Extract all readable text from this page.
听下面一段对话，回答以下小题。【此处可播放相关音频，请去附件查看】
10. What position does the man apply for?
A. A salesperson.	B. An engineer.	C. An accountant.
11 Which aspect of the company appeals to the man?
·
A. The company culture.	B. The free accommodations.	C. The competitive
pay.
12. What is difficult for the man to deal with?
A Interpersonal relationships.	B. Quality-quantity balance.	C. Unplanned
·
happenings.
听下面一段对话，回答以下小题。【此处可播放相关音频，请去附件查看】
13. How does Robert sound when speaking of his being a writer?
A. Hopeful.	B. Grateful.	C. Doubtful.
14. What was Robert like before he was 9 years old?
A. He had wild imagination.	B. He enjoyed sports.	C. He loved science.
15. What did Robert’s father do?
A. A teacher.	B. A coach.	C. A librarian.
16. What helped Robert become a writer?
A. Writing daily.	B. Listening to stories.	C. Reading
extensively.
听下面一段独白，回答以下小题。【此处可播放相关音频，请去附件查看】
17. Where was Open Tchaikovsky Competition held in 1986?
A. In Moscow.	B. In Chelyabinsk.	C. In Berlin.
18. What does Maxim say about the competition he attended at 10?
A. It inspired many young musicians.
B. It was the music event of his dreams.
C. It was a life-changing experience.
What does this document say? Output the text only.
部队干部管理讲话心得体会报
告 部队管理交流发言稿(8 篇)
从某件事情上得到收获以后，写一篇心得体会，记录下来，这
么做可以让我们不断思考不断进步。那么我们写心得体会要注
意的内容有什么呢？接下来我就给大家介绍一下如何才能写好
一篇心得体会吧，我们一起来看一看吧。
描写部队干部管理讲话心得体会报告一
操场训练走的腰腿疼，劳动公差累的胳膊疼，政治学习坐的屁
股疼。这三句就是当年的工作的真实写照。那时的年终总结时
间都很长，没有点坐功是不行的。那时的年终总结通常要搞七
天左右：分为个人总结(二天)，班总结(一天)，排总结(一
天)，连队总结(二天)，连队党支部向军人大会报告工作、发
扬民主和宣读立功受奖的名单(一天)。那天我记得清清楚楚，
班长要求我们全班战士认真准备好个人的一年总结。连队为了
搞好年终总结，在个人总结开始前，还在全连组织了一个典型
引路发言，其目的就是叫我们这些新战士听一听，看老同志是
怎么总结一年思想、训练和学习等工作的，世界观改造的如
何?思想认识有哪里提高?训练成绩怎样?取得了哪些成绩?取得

# DO THIS
Reproduce the entries above in full by retyping them exactly.

# TASK RESULT
Extract all readable text from this page.
听下面一段对话，回答以下小题。【此处可播放相关音频，请去附件查看】
10. What position does the man apply for?
A. A salesperson.	B. An engineer.	C. An accountant.
11 Which aspect of the company appeals to the man?
·
A. The company culture.	B. The free accommodations.	C. The competitive
pay.
12. What is difficult for the man to deal with?
A Interpersonal relationships.	B. Quality-quantity balance.	C. Unplanned
·
happenings.
听下面一段对话，回答以下小题。【此处可播放相关音频，请去附件查看】
13. How does Robert sound when speaking of his being a writer?
A. Hopeful.	B. Grateful.	C. Doubtful.
14. What was Robert like before he was 9 years old?
A. He had wild imagination.	B. He enjoyed sports.	C. He loved science.
15. What did Robert’s father do?
A. A teacher.	B. A coach.	C. A librarian.
16. What helped Robert become a writer?
A. Writing daily.	B. Listening to stories.	C. Reading
extensively.
听下面一段独白，回答以下小题。【此处可播放相关音频，请去附件查看】
17. Where was Open Tchaikovsky Competition held in 1986?
A. In Moscow.	B. In Chelyabinsk.	C. In Berlin.
18. What does Maxim say about the competition he attended at 10?
A. It inspired many young musicians.
B. It was the music event of his dreams.
C. It was a life-changing experience.
What does this document say? Output the text only.
部队干部管理讲话心得体会报
告 部队管理交流发言稿(8 篇)
从某件事情上得到收获以后，写一篇心得体会，记录下来，这
么做可以让我们不断思考不断进步。那么我们写心得体会要注
意的内容有什么呢？接下来我就给大家介绍一下如何才能写好
一篇心得体会吧，我们一起来看一看吧。
描写部队干部管理讲话心得体会报告一
操场训练走的腰腿疼，劳动公差累的胳膊疼，政治学习坐的屁
股疼。这三句就是当年的工作的真实写照。那时的年终总结时
间都很长，没有点坐功是不行的。那时的年终总结通常要搞七
天左右：分为个人总结(二天)，班总结(一天)，排总结(一
天)，连队总结(二天)，连队党支部向军人大会报告工作、发
扬民主和宣读立功受奖的名单(一天)。那天我记得清清楚楚，
班长要求我们全班战士认真准备好个人的一年总结。连队为了
搞好年终总结，在个人总结开始前，还在全连组织了一个典型
引路发言，其目的就是叫我们这些新战士听一听，看老同志是
怎么总结一年思想、训练和学习等工作的，世界观改造的如
何?思想认识有哪里提高?训练成绩怎样?取得了哪些成绩?取得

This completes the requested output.